START Excerpted records

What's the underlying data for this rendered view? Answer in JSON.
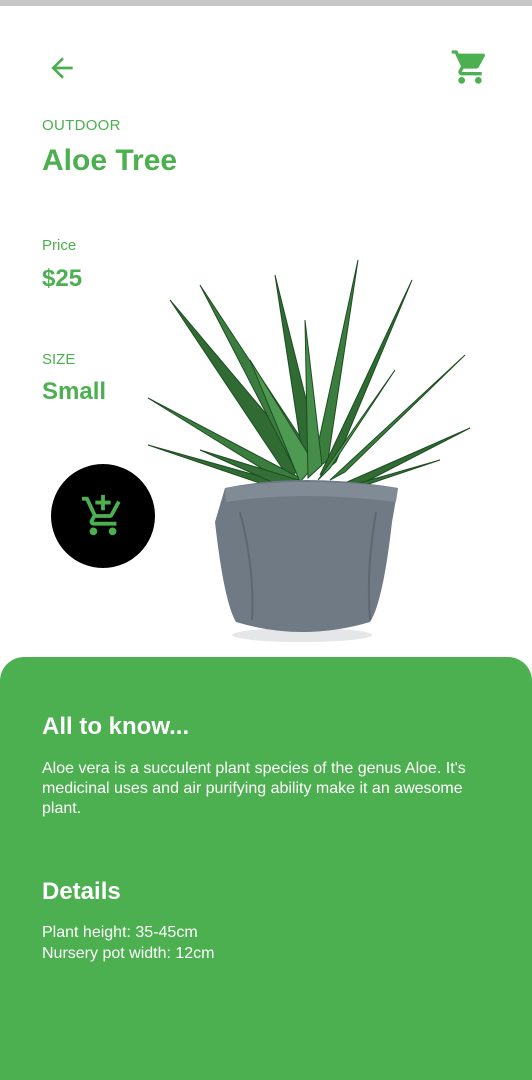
{
  "header": {
    "back_icon": "arrow-left-icon",
    "cart_icon": "shopping-cart-icon"
  },
  "product": {
    "category": "OUTDOOR",
    "name": "Aloe Tree",
    "price_label": "Price",
    "price": "$25",
    "size_label": "SIZE",
    "size": "Small",
    "image": "aloe-plant-in-grey-pot"
  },
  "actions": {
    "add_to_cart_icon": "add-to-cart-icon"
  },
  "info": {
    "about_heading": "All to know...",
    "about_text": "Aloe vera is a succulent plant species of the genus Aloe. It's medicinal uses and air purifying ability make it an awesome plant.",
    "details_heading": "Details",
    "details": [
      "Plant height: 35-45cm",
      "Nursery pot width: 12cm"
    ]
  },
  "colors": {
    "accent": "#4caf50",
    "fab_background": "#000000",
    "pot": "#6f7a85"
  }
}
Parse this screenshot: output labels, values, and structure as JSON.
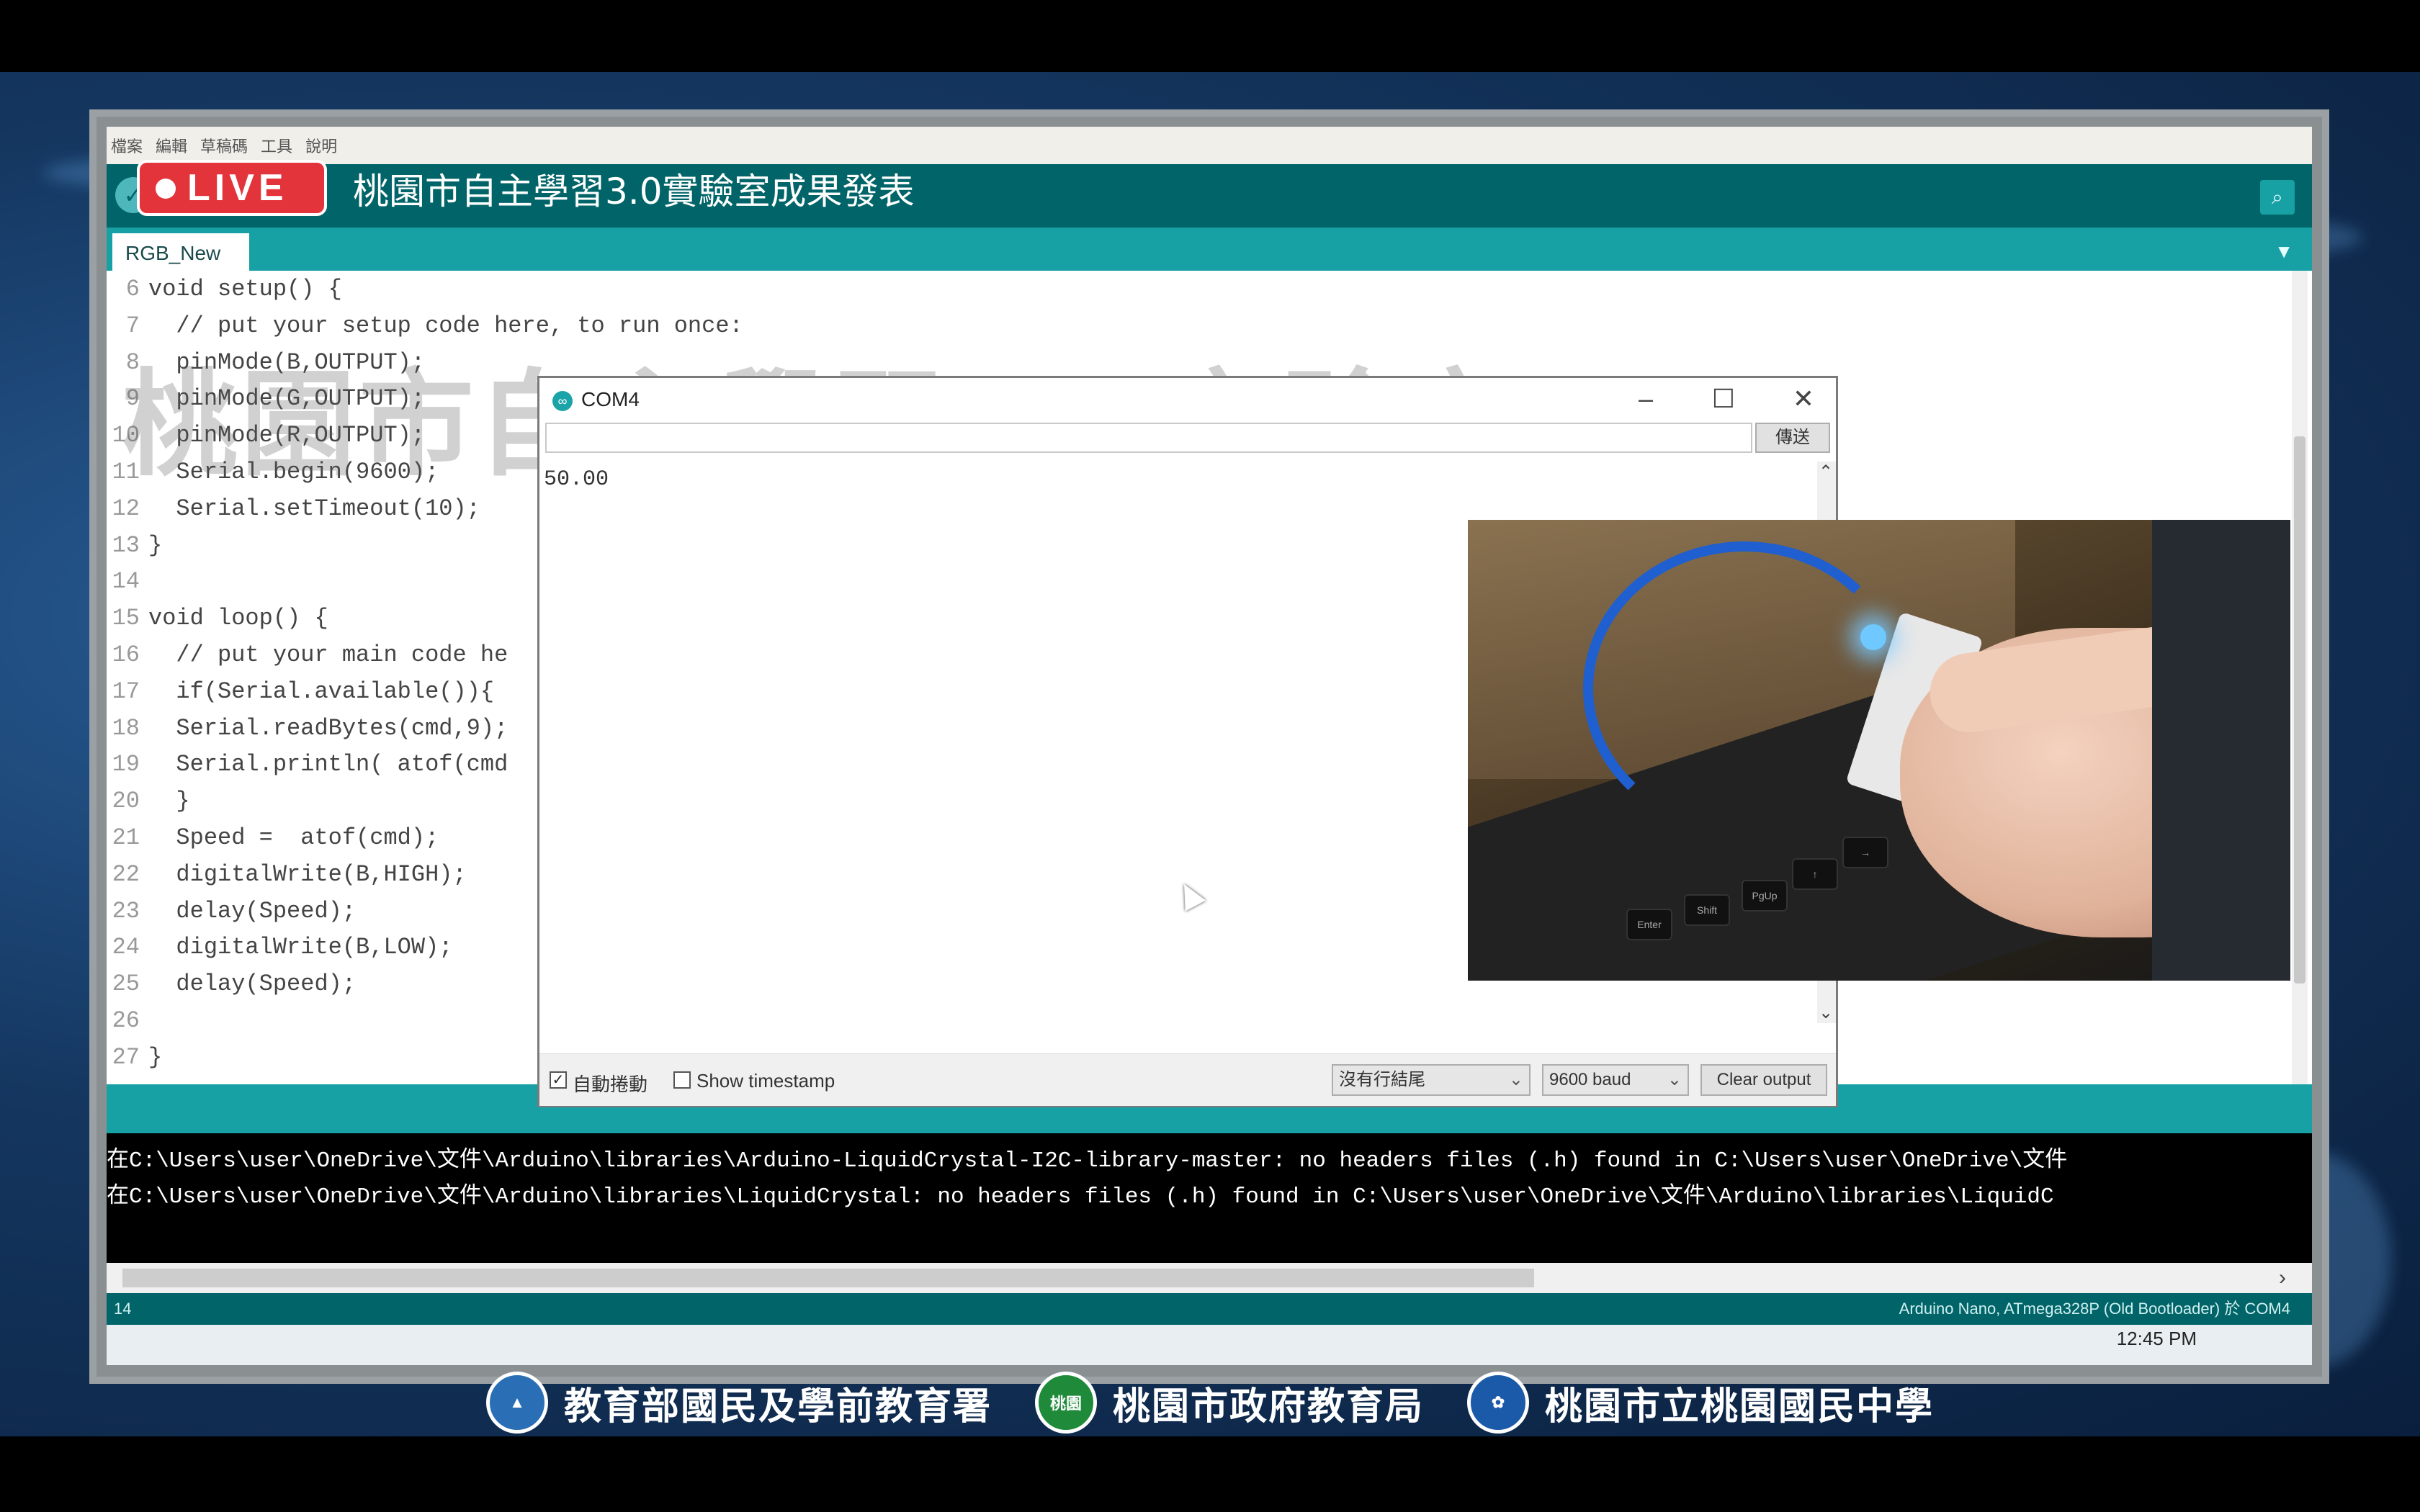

END Excerpted records

Your task: Give the material again exactly as it is, but keep the pictures out.

Result of the exercise:
What's the underlying data for this rendered view? Answer in JSON.
{
  "header": {
    "back_icon": "arrow-left-icon",
    "cart_icon": "shopping-cart-icon"
  },
  "product": {
    "category": "OUTDOOR",
    "name": "Aloe Tree",
    "price_label": "Price",
    "price": "$25",
    "size_label": "SIZE",
    "size": "Small",
    "image": "aloe-plant-in-grey-pot"
  },
  "actions": {
    "add_to_cart_icon": "add-to-cart-icon"
  },
  "info": {
    "about_heading": "All to know...",
    "about_text": "Aloe vera is a succulent plant species of the genus Aloe. It's medicinal uses and air purifying ability make it an awesome plant.",
    "details_heading": "Details",
    "details": [
      "Plant height: 35-45cm",
      "Nursery pot width: 12cm"
    ]
  },
  "colors": {
    "accent": "#4caf50",
    "fab_background": "#000000",
    "pot": "#6f7a85"
  }
}
Parse this screenshot: output labels, values, and structure as JSON.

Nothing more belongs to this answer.